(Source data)
** BEGIN **

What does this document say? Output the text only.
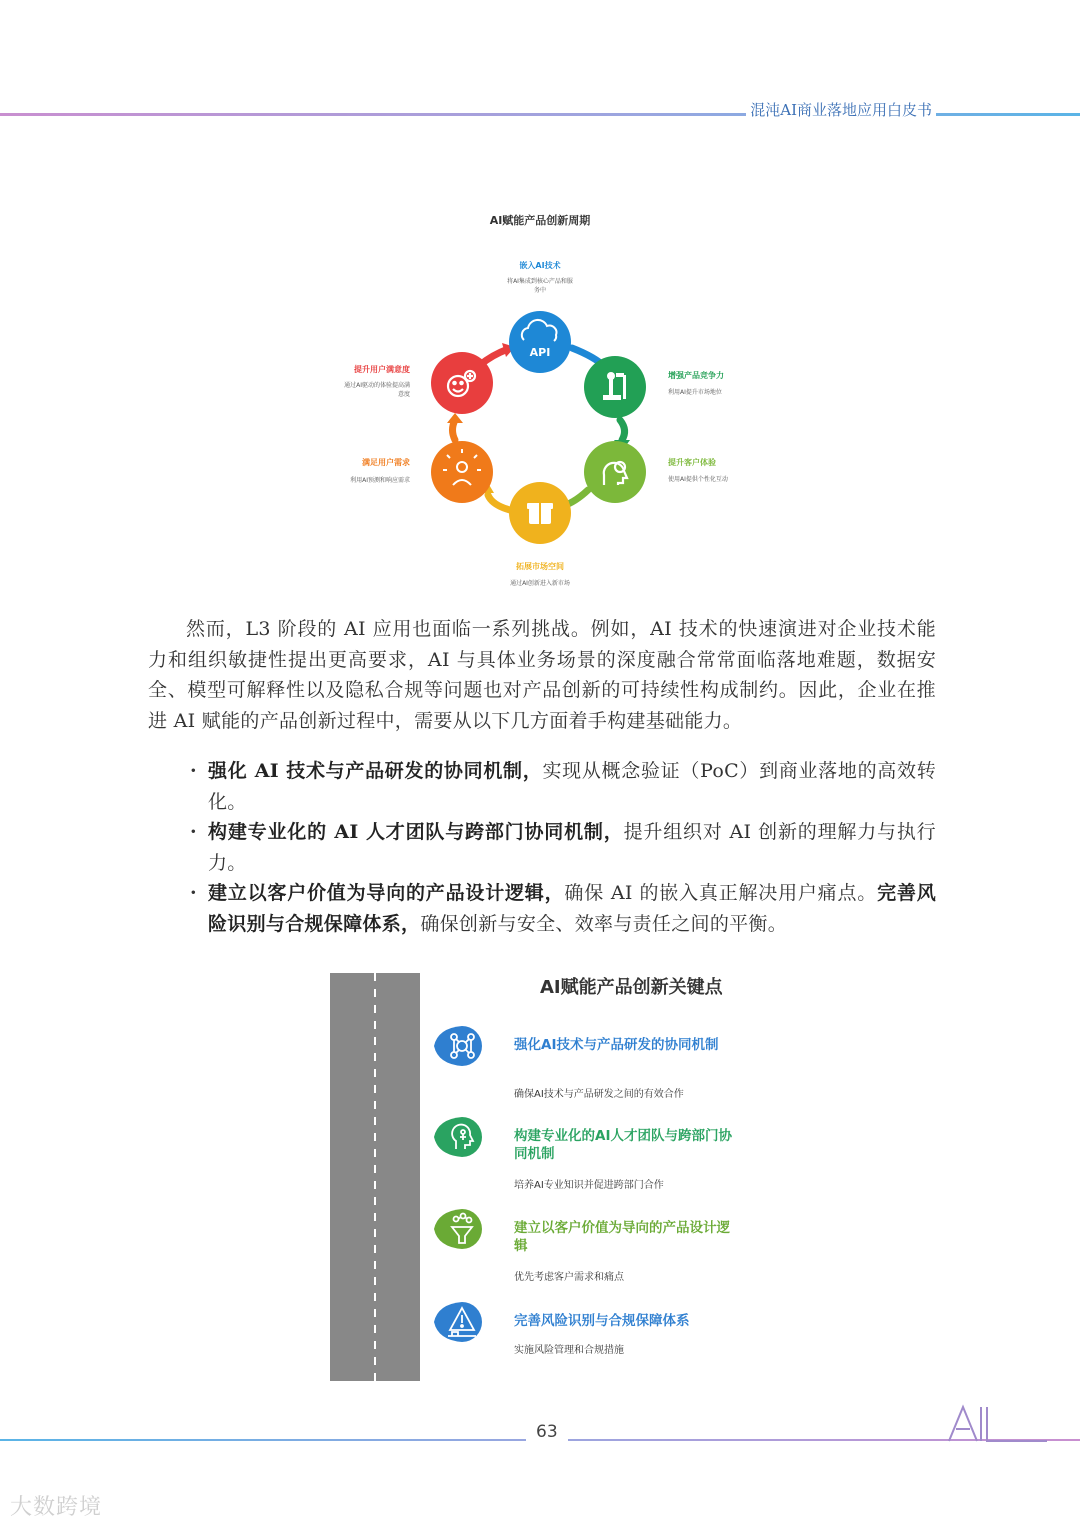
混沌AI商业落地应用白皮书
AI赋能产品创新周期
API
嵌入AI技术
将AI集成到核心产品和服
务中
增强产品竞争力
利用AI提升市场地位
提升客户体验
使用AI提供个性化互动
拓展市场空间
通过AI创新进入新市场
满足用户需求
利用AI预测和响应需求
提升用户满意度
通过AI驱动的体验提高满
意度

然而，L3 阶段的 AI 应用也面临一系列挑战。例如，AI 技术的快速演进对企业技术能力和组织敏捷性提出更高要求，AI 与具体业务场景的深度融合常常面临落地难题，数据安全、模型可解释性以及隐私合规等问题也对产品创新的可持续性构成制约。因此，企业在推进 AI 赋能的产品创新过程中，需要从以下几方面着手构建基础能力。

· 强化 AI 技术与产品研发的协同机制，实现从概念验证（PoC）到商业落地的高效转化。
· 构建专业化的 AI 人才团队与跨部门协同机制，提升组织对 AI 创新的理解力与执行力。
· 建立以客户价值为导向的产品设计逻辑，确保 AI 的嵌入真正解决用户痛点。完善风险识别与合规保障体系，确保创新与安全、效率与责任之间的平衡。
AI赋能产品创新关键点
强化AI技术与产品研发的协同机制
确保AI技术与产品研发之间的有效合作
构建专业化的AI人才团队与跨部门协同机制
培养AI专业知识并促进跨部门合作
建立以客户价值为导向的产品设计逻辑
优先考虑客户需求和痛点
完善风险识别与合规保障体系
实施风险管理和合规措施
63
大数跨境
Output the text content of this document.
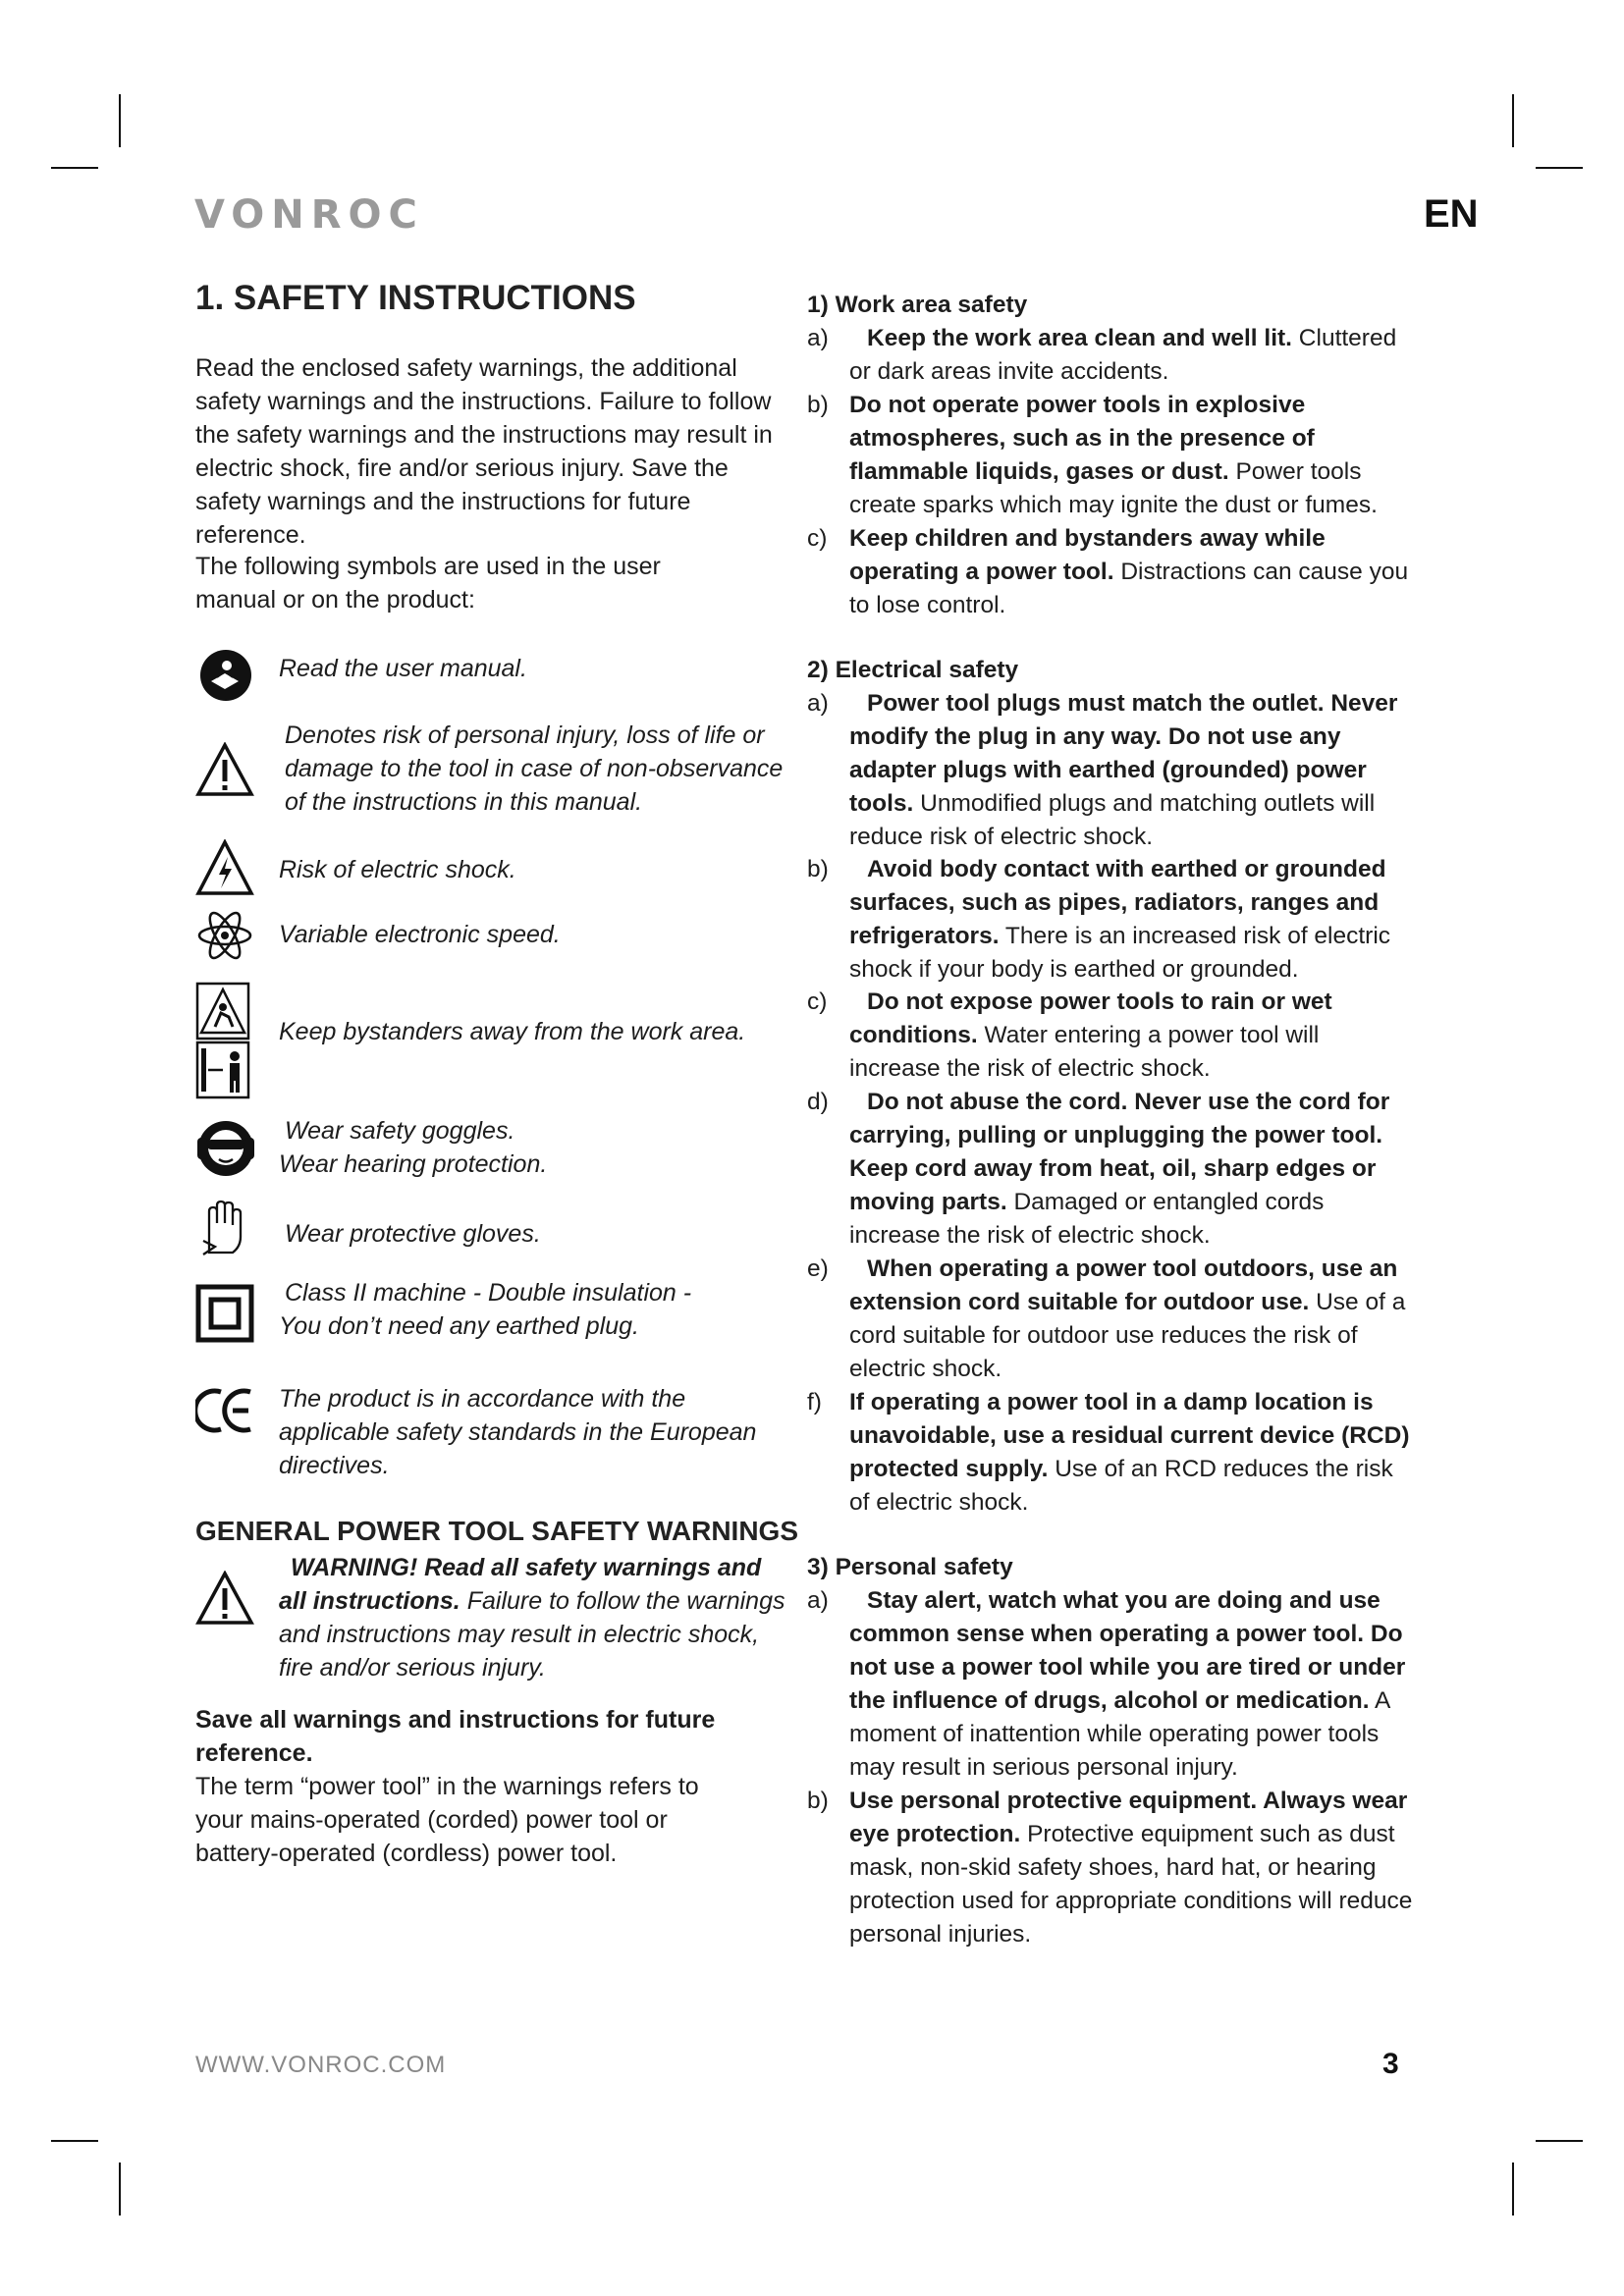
VONROC	EN
1. SAFETY INSTRUCTIONS

Read the enclosed safety warnings, the additional safety warnings and the instructions. Failure to follow the safety warnings and the instructions may result in electric shock, fire and/or serious injury. Save the safety warnings and the instructions for future reference.

The following symbols are used in the user manual or on the product:

Read the user manual.
Denotes risk of personal injury, loss of life or damage to the tool in case of non-observance of the instructions in this manual.
Risk of electric shock.
Variable electronic speed.
Keep bystanders away from the work area.
Wear safety goggles.
Wear hearing protection.
Wear protective gloves.
Class II machine - Double insulation -
You don’t need any earthed plug.
The product is in accordance with the applicable safety standards in the European directives.
GENERAL POWER TOOL SAFETY WARNINGS
WARNING! Read all safety warnings and all instructions. Failure to follow the warnings and instructions may result in electric shock, fire and/or serious injury.

Save all warnings and instructions for future reference.

The term “power tool” in the warnings refers to your mains-operated (corded) power tool or battery-operated (cordless) power tool.

1) Work area safety
a)	Keep the work area clean and well lit. Cluttered or dark areas invite accidents.
b) Do not operate power tools in explosive atmospheres, such as in the presence of flammable liquids, gases or dust. Power tools create sparks which may ignite the dust or fumes.
c) Keep children and bystanders away while operating a power tool. Distractions can cause you to lose control.
2) Electrical safety
a)	Power tool plugs must match the outlet. Never modify the plug in any way. Do not use any adapter plugs with earthed (grounded) power tools. Unmodified plugs and matching outlets will reduce risk of electric shock.
b)	Avoid body contact with earthed or grounded surfaces, such as pipes, radiators, ranges and refrigerators. There is an increased risk of electric shock if your body is earthed or grounded.
c)	Do not expose power tools to rain or wet conditions. Water entering a power tool will increase the risk of electric shock.
d)	Do not abuse the cord. Never use the cord for carrying, pulling or unplugging the power tool. Keep cord away from heat, oil, sharp edges or moving parts. Damaged or entangled cords increase the risk of electric shock.
e)	When operating a power tool outdoors, use an extension cord suitable for outdoor use. Use of a cord suitable for outdoor use reduces the risk of electric shock.
f) If operating a power tool in a damp location is unavoidable, use a residual current device (RCD) protected supply. Use of an RCD reduces the risk of electric shock.
3) Personal safety
a)	Stay alert, watch what you are doing and use common sense when operating a power tool. Do not use a power tool while you are tired or under the influence of drugs, alcohol or medication. A moment of inattention while operating power tools may result in serious personal injury.
b) Use personal protective equipment. Always wear eye protection. Protective equipment such as dust mask, non-skid safety shoes, hard hat, or hearing protection used for appropriate conditions will reduce personal injuries.
WWW.VONROC.COM	3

** END **

[EXERCISE] Using the material above, return every line exactly as it appears, minus the pictures.

[SOLUTION TO THE EXERCISE]
What does this document say? Output the text only.
混沌AI商业落地应用白皮书
AI赋能产品创新周期
API
嵌入AI技术
将AI集成到核心产品和服
务中
增强产品竞争力
利用AI提升市场地位
提升客户体验
使用AI提供个性化互动
拓展市场空间
通过AI创新进入新市场
满足用户需求
利用AI预测和响应需求
提升用户满意度
通过AI驱动的体验提高满
意度

然而，L3 阶段的 AI 应用也面临一系列挑战。例如，AI 技术的快速演进对企业技术能力和组织敏捷性提出更高要求，AI 与具体业务场景的深度融合常常面临落地难题，数据安全、模型可解释性以及隐私合规等问题也对产品创新的可持续性构成制约。因此，企业在推进 AI 赋能的产品创新过程中，需要从以下几方面着手构建基础能力。

· 强化 AI 技术与产品研发的协同机制，实现从概念验证（PoC）到商业落地的高效转化。
· 构建专业化的 AI 人才团队与跨部门协同机制，提升组织对 AI 创新的理解力与执行力。
· 建立以客户价值为导向的产品设计逻辑，确保 AI 的嵌入真正解决用户痛点。完善风险识别与合规保障体系，确保创新与安全、效率与责任之间的平衡。
AI赋能产品创新关键点
强化AI技术与产品研发的协同机制
确保AI技术与产品研发之间的有效合作
构建专业化的AI人才团队与跨部门协同机制
培养AI专业知识并促进跨部门合作
建立以客户价值为导向的产品设计逻辑
优先考虑客户需求和痛点
完善风险识别与合规保障体系
实施风险管理和合规措施
63
大数跨境
Output the text content of this document.
VONROC	EN
1. SAFETY INSTRUCTIONS

Read the enclosed safety warnings, the additional safety warnings and the instructions. Failure to follow the safety warnings and the instructions may result in electric shock, fire and/or serious injury. Save the safety warnings and the instructions for future reference.

The following symbols are used in the user manual or on the product:

Read the user manual.
Denotes risk of personal injury, loss of life or damage to the tool in case of non-observance of the instructions in this manual.
Risk of electric shock.
Variable electronic speed.
Keep bystanders away from the work area.
Wear safety goggles.
Wear hearing protection.
Wear protective gloves.
Class II machine - Double insulation -
You don’t need any earthed plug.
The product is in accordance with the applicable safety standards in the European directives.
GENERAL POWER TOOL SAFETY WARNINGS
WARNING! Read all safety warnings and all instructions. Failure to follow the warnings and instructions may result in electric shock, fire and/or serious injury.

Save all warnings and instructions for future reference.

The term “power tool” in the warnings refers to your mains-operated (corded) power tool or battery-operated (cordless) power tool.

1) Work area safety
a)	Keep the work area clean and well lit. Cluttered or dark areas invite accidents.
b) Do not operate power tools in explosive atmospheres, such as in the presence of flammable liquids, gases or dust. Power tools create sparks which may ignite the dust or fumes.
c) Keep children and bystanders away while operating a power tool. Distractions can cause you to lose control.
2) Electrical safety
a)	Power tool plugs must match the outlet. Never modify the plug in any way. Do not use any adapter plugs with earthed (grounded) power tools. Unmodified plugs and matching outlets will reduce risk of electric shock.
b)	Avoid body contact with earthed or grounded surfaces, such as pipes, radiators, ranges and refrigerators. There is an increased risk of electric shock if your body is earthed or grounded.
c)	Do not expose power tools to rain or wet conditions. Water entering a power tool will increase the risk of electric shock.
d)	Do not abuse the cord. Never use the cord for carrying, pulling or unplugging the power tool. Keep cord away from heat, oil, sharp edges or moving parts. Damaged or entangled cords increase the risk of electric shock.
e)	When operating a power tool outdoors, use an extension cord suitable for outdoor use. Use of a cord suitable for outdoor use reduces the risk of electric shock.
f) If operating a power tool in a damp location is unavoidable, use a residual current device (RCD) protected supply. Use of an RCD reduces the risk of electric shock.
3) Personal safety
a)	Stay alert, watch what you are doing and use common sense when operating a power tool. Do not use a power tool while you are tired or under the influence of drugs, alcohol or medication. A moment of inattention while operating power tools may result in serious personal injury.
b) Use personal protective equipment. Always wear eye protection. Protective equipment such as dust mask, non-skid safety shoes, hard hat, or hearing protection used for appropriate conditions will reduce personal injuries.
WWW.VONROC.COM	3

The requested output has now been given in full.